-- BEGIN Items --

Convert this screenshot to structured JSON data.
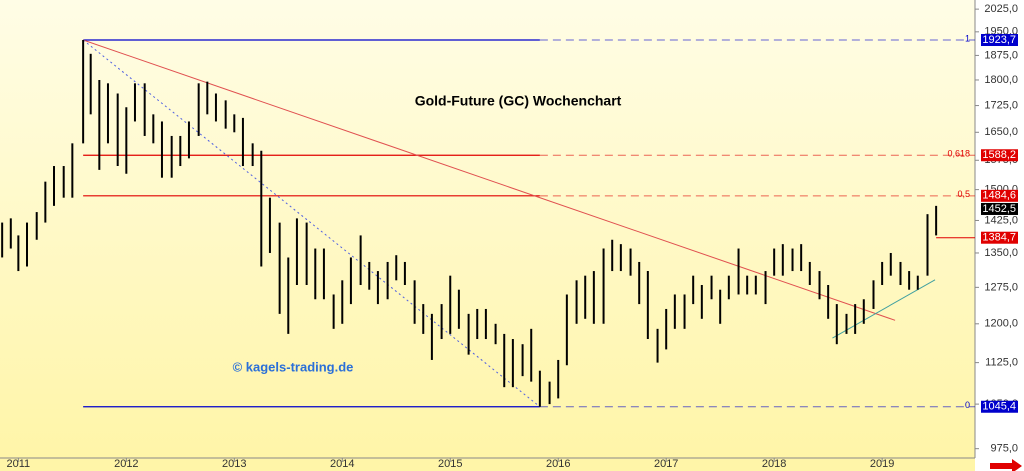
{
  "chart_data": {
    "type": "ohlc",
    "title": "Gold-Future (GC) Wochenchart",
    "annotation": "© kagels-trading.de",
    "log_scale": true,
    "grid": false,
    "bar_color": "#000000",
    "xlim": [
      2010.83,
      2019.86
    ],
    "xticks": [
      2011,
      2012,
      2013,
      2014,
      2015,
      2016,
      2017,
      2018,
      2019
    ],
    "ylim": [
      960,
      2056
    ],
    "yticks": [
      {
        "value": 975,
        "label": "975,0"
      },
      {
        "value": 1050,
        "label": "1050,0"
      },
      {
        "value": 1125,
        "label": "1125,0"
      },
      {
        "value": 1200,
        "label": "1200,0"
      },
      {
        "value": 1275,
        "label": "1275,0"
      },
      {
        "value": 1350,
        "label": "1350,0"
      },
      {
        "value": 1425,
        "label": "1425,0"
      },
      {
        "value": 1500,
        "label": "1500,0"
      },
      {
        "value": 1575,
        "label": "1575,0"
      },
      {
        "value": 1650,
        "label": "1650,0"
      },
      {
        "value": 1725,
        "label": "1725,0"
      },
      {
        "value": 1800,
        "label": "1800,0"
      },
      {
        "value": 1875,
        "label": "1875,0"
      },
      {
        "value": 1950,
        "label": "1950,0"
      },
      {
        "value": 2025,
        "label": "2025,0"
      }
    ],
    "x": [
      2010.85,
      2010.93,
      2011.0,
      2011.08,
      2011.17,
      2011.25,
      2011.33,
      2011.42,
      2011.5,
      2011.6,
      2011.67,
      2011.75,
      2011.83,
      2011.92,
      2012.0,
      2012.08,
      2012.17,
      2012.25,
      2012.33,
      2012.42,
      2012.5,
      2012.58,
      2012.67,
      2012.75,
      2012.83,
      2012.92,
      2013.0,
      2013.08,
      2013.17,
      2013.25,
      2013.33,
      2013.42,
      2013.5,
      2013.58,
      2013.67,
      2013.75,
      2013.83,
      2013.92,
      2014.0,
      2014.08,
      2014.17,
      2014.25,
      2014.33,
      2014.42,
      2014.5,
      2014.58,
      2014.67,
      2014.75,
      2014.83,
      2014.92,
      2015.0,
      2015.08,
      2015.17,
      2015.25,
      2015.33,
      2015.42,
      2015.5,
      2015.58,
      2015.67,
      2015.75,
      2015.83,
      2015.92,
      2016.0,
      2016.08,
      2016.17,
      2016.25,
      2016.33,
      2016.42,
      2016.5,
      2016.58,
      2016.67,
      2016.75,
      2016.83,
      2016.92,
      2017.0,
      2017.08,
      2017.17,
      2017.25,
      2017.33,
      2017.42,
      2017.5,
      2017.58,
      2017.67,
      2017.75,
      2017.83,
      2017.92,
      2018.0,
      2018.08,
      2018.17,
      2018.25,
      2018.33,
      2018.42,
      2018.5,
      2018.58,
      2018.67,
      2018.75,
      2018.83,
      2018.92,
      2019.0,
      2019.08,
      2019.17,
      2019.25,
      2019.33,
      2019.42,
      2019.5
    ],
    "high": [
      1420,
      1430,
      1390,
      1420,
      1445,
      1520,
      1560,
      1560,
      1620,
      1923.7,
      1880,
      1800,
      1790,
      1760,
      1720,
      1790,
      1790,
      1700,
      1680,
      1640,
      1640,
      1680,
      1790,
      1795,
      1760,
      1740,
      1700,
      1690,
      1620,
      1600,
      1480,
      1420,
      1340,
      1430,
      1420,
      1360,
      1360,
      1260,
      1290,
      1340,
      1390,
      1330,
      1310,
      1330,
      1345,
      1330,
      1290,
      1240,
      1220,
      1240,
      1300,
      1270,
      1220,
      1230,
      1230,
      1200,
      1180,
      1170,
      1160,
      1190,
      1110,
      1090,
      1130,
      1260,
      1290,
      1300,
      1310,
      1360,
      1380,
      1370,
      1360,
      1330,
      1310,
      1190,
      1230,
      1260,
      1260,
      1300,
      1280,
      1300,
      1270,
      1300,
      1360,
      1300,
      1300,
      1310,
      1360,
      1370,
      1360,
      1370,
      1330,
      1310,
      1280,
      1240,
      1220,
      1240,
      1250,
      1290,
      1330,
      1350,
      1330,
      1310,
      1300,
      1440,
      1460
    ],
    "low": [
      1340,
      1360,
      1310,
      1320,
      1380,
      1420,
      1460,
      1480,
      1480,
      1620,
      1700,
      1550,
      1620,
      1560,
      1540,
      1680,
      1640,
      1620,
      1530,
      1530,
      1560,
      1580,
      1640,
      1700,
      1680,
      1660,
      1650,
      1560,
      1560,
      1320,
      1350,
      1220,
      1180,
      1280,
      1280,
      1250,
      1250,
      1190,
      1200,
      1240,
      1280,
      1270,
      1240,
      1250,
      1290,
      1280,
      1200,
      1180,
      1130,
      1170,
      1180,
      1190,
      1140,
      1170,
      1170,
      1160,
      1080,
      1080,
      1100,
      1090,
      1045.4,
      1050,
      1060,
      1120,
      1200,
      1210,
      1200,
      1200,
      1310,
      1310,
      1300,
      1240,
      1170,
      1125,
      1150,
      1190,
      1190,
      1240,
      1210,
      1250,
      1200,
      1250,
      1260,
      1260,
      1260,
      1240,
      1300,
      1300,
      1310,
      1310,
      1280,
      1250,
      1210,
      1160,
      1180,
      1180,
      1200,
      1230,
      1280,
      1300,
      1280,
      1270,
      1270,
      1300,
      1390
    ],
    "level_span": [
      2011.6,
      2015.83
    ],
    "levels": {
      "names": [
        "1",
        "0,618",
        "0,5",
        "0"
      ],
      "values": [
        1923.7,
        1588.2,
        1484.6,
        1045.4
      ],
      "value_labels": [
        "1923,7",
        "1588,2",
        "1484,6",
        "1045,4"
      ],
      "colors": [
        "#0000cc",
        "#e00000",
        "#e00000",
        "#0000cc"
      ]
    },
    "price_marks": {
      "values": [
        1452.5,
        1384.7
      ],
      "value_labels": [
        "1452,5",
        "1384,7"
      ],
      "colors": [
        "#000000",
        "#e00000"
      ]
    },
    "trendlines": [
      {
        "color": "#e05050",
        "style": "solid",
        "x": [
          2011.6,
          2019.12
        ],
        "y": [
          1923.7,
          1207
        ]
      },
      {
        "color": "#5060e0",
        "style": "dotted",
        "x": [
          2011.6,
          2015.83
        ],
        "y": [
          1923.7,
          1045.4
        ]
      },
      {
        "color": "#40a0a0",
        "style": "solid",
        "x": [
          2018.54,
          2019.49
        ],
        "y": [
          1172,
          1291
        ]
      }
    ]
  }
}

-- END Items --

▶ [Written request]: Copy each line exactly, and leave the pictures out of your copy.

▶ [Task response]:
Convert this screenshot to structured JSON data.
{
  "chart_data": {
    "type": "ohlc",
    "title": "Gold-Future (GC) Wochenchart",
    "annotation": "© kagels-trading.de",
    "log_scale": true,
    "grid": false,
    "bar_color": "#000000",
    "xlim": [
      2010.83,
      2019.86
    ],
    "xticks": [
      2011,
      2012,
      2013,
      2014,
      2015,
      2016,
      2017,
      2018,
      2019
    ],
    "ylim": [
      960,
      2056
    ],
    "yticks": [
      {
        "value": 975,
        "label": "975,0"
      },
      {
        "value": 1050,
        "label": "1050,0"
      },
      {
        "value": 1125,
        "label": "1125,0"
      },
      {
        "value": 1200,
        "label": "1200,0"
      },
      {
        "value": 1275,
        "label": "1275,0"
      },
      {
        "value": 1350,
        "label": "1350,0"
      },
      {
        "value": 1425,
        "label": "1425,0"
      },
      {
        "value": 1500,
        "label": "1500,0"
      },
      {
        "value": 1575,
        "label": "1575,0"
      },
      {
        "value": 1650,
        "label": "1650,0"
      },
      {
        "value": 1725,
        "label": "1725,0"
      },
      {
        "value": 1800,
        "label": "1800,0"
      },
      {
        "value": 1875,
        "label": "1875,0"
      },
      {
        "value": 1950,
        "label": "1950,0"
      },
      {
        "value": 2025,
        "label": "2025,0"
      }
    ],
    "x": [
      2010.85,
      2010.93,
      2011.0,
      2011.08,
      2011.17,
      2011.25,
      2011.33,
      2011.42,
      2011.5,
      2011.6,
      2011.67,
      2011.75,
      2011.83,
      2011.92,
      2012.0,
      2012.08,
      2012.17,
      2012.25,
      2012.33,
      2012.42,
      2012.5,
      2012.58,
      2012.67,
      2012.75,
      2012.83,
      2012.92,
      2013.0,
      2013.08,
      2013.17,
      2013.25,
      2013.33,
      2013.42,
      2013.5,
      2013.58,
      2013.67,
      2013.75,
      2013.83,
      2013.92,
      2014.0,
      2014.08,
      2014.17,
      2014.25,
      2014.33,
      2014.42,
      2014.5,
      2014.58,
      2014.67,
      2014.75,
      2014.83,
      2014.92,
      2015.0,
      2015.08,
      2015.17,
      2015.25,
      2015.33,
      2015.42,
      2015.5,
      2015.58,
      2015.67,
      2015.75,
      2015.83,
      2015.92,
      2016.0,
      2016.08,
      2016.17,
      2016.25,
      2016.33,
      2016.42,
      2016.5,
      2016.58,
      2016.67,
      2016.75,
      2016.83,
      2016.92,
      2017.0,
      2017.08,
      2017.17,
      2017.25,
      2017.33,
      2017.42,
      2017.5,
      2017.58,
      2017.67,
      2017.75,
      2017.83,
      2017.92,
      2018.0,
      2018.08,
      2018.17,
      2018.25,
      2018.33,
      2018.42,
      2018.5,
      2018.58,
      2018.67,
      2018.75,
      2018.83,
      2018.92,
      2019.0,
      2019.08,
      2019.17,
      2019.25,
      2019.33,
      2019.42,
      2019.5
    ],
    "high": [
      1420,
      1430,
      1390,
      1420,
      1445,
      1520,
      1560,
      1560,
      1620,
      1923.7,
      1880,
      1800,
      1790,
      1760,
      1720,
      1790,
      1790,
      1700,
      1680,
      1640,
      1640,
      1680,
      1790,
      1795,
      1760,
      1740,
      1700,
      1690,
      1620,
      1600,
      1480,
      1420,
      1340,
      1430,
      1420,
      1360,
      1360,
      1260,
      1290,
      1340,
      1390,
      1330,
      1310,
      1330,
      1345,
      1330,
      1290,
      1240,
      1220,
      1240,
      1300,
      1270,
      1220,
      1230,
      1230,
      1200,
      1180,
      1170,
      1160,
      1190,
      1110,
      1090,
      1130,
      1260,
      1290,
      1300,
      1310,
      1360,
      1380,
      1370,
      1360,
      1330,
      1310,
      1190,
      1230,
      1260,
      1260,
      1300,
      1280,
      1300,
      1270,
      1300,
      1360,
      1300,
      1300,
      1310,
      1360,
      1370,
      1360,
      1370,
      1330,
      1310,
      1280,
      1240,
      1220,
      1240,
      1250,
      1290,
      1330,
      1350,
      1330,
      1310,
      1300,
      1440,
      1460
    ],
    "low": [
      1340,
      1360,
      1310,
      1320,
      1380,
      1420,
      1460,
      1480,
      1480,
      1620,
      1700,
      1550,
      1620,
      1560,
      1540,
      1680,
      1640,
      1620,
      1530,
      1530,
      1560,
      1580,
      1640,
      1700,
      1680,
      1660,
      1650,
      1560,
      1560,
      1320,
      1350,
      1220,
      1180,
      1280,
      1280,
      1250,
      1250,
      1190,
      1200,
      1240,
      1280,
      1270,
      1240,
      1250,
      1290,
      1280,
      1200,
      1180,
      1130,
      1170,
      1180,
      1190,
      1140,
      1170,
      1170,
      1160,
      1080,
      1080,
      1100,
      1090,
      1045.4,
      1050,
      1060,
      1120,
      1200,
      1210,
      1200,
      1200,
      1310,
      1310,
      1300,
      1240,
      1170,
      1125,
      1150,
      1190,
      1190,
      1240,
      1210,
      1250,
      1200,
      1250,
      1260,
      1260,
      1260,
      1240,
      1300,
      1300,
      1310,
      1310,
      1280,
      1250,
      1210,
      1160,
      1180,
      1180,
      1200,
      1230,
      1280,
      1300,
      1280,
      1270,
      1270,
      1300,
      1390
    ],
    "level_span": [
      2011.6,
      2015.83
    ],
    "levels": {
      "names": [
        "1",
        "0,618",
        "0,5",
        "0"
      ],
      "values": [
        1923.7,
        1588.2,
        1484.6,
        1045.4
      ],
      "value_labels": [
        "1923,7",
        "1588,2",
        "1484,6",
        "1045,4"
      ],
      "colors": [
        "#0000cc",
        "#e00000",
        "#e00000",
        "#0000cc"
      ]
    },
    "price_marks": {
      "values": [
        1452.5,
        1384.7
      ],
      "value_labels": [
        "1452,5",
        "1384,7"
      ],
      "colors": [
        "#000000",
        "#e00000"
      ]
    },
    "trendlines": [
      {
        "color": "#e05050",
        "style": "solid",
        "x": [
          2011.6,
          2019.12
        ],
        "y": [
          1923.7,
          1207
        ]
      },
      {
        "color": "#5060e0",
        "style": "dotted",
        "x": [
          2011.6,
          2015.83
        ],
        "y": [
          1923.7,
          1045.4
        ]
      },
      {
        "color": "#40a0a0",
        "style": "solid",
        "x": [
          2018.54,
          2019.49
        ],
        "y": [
          1172,
          1291
        ]
      }
    ]
  }
}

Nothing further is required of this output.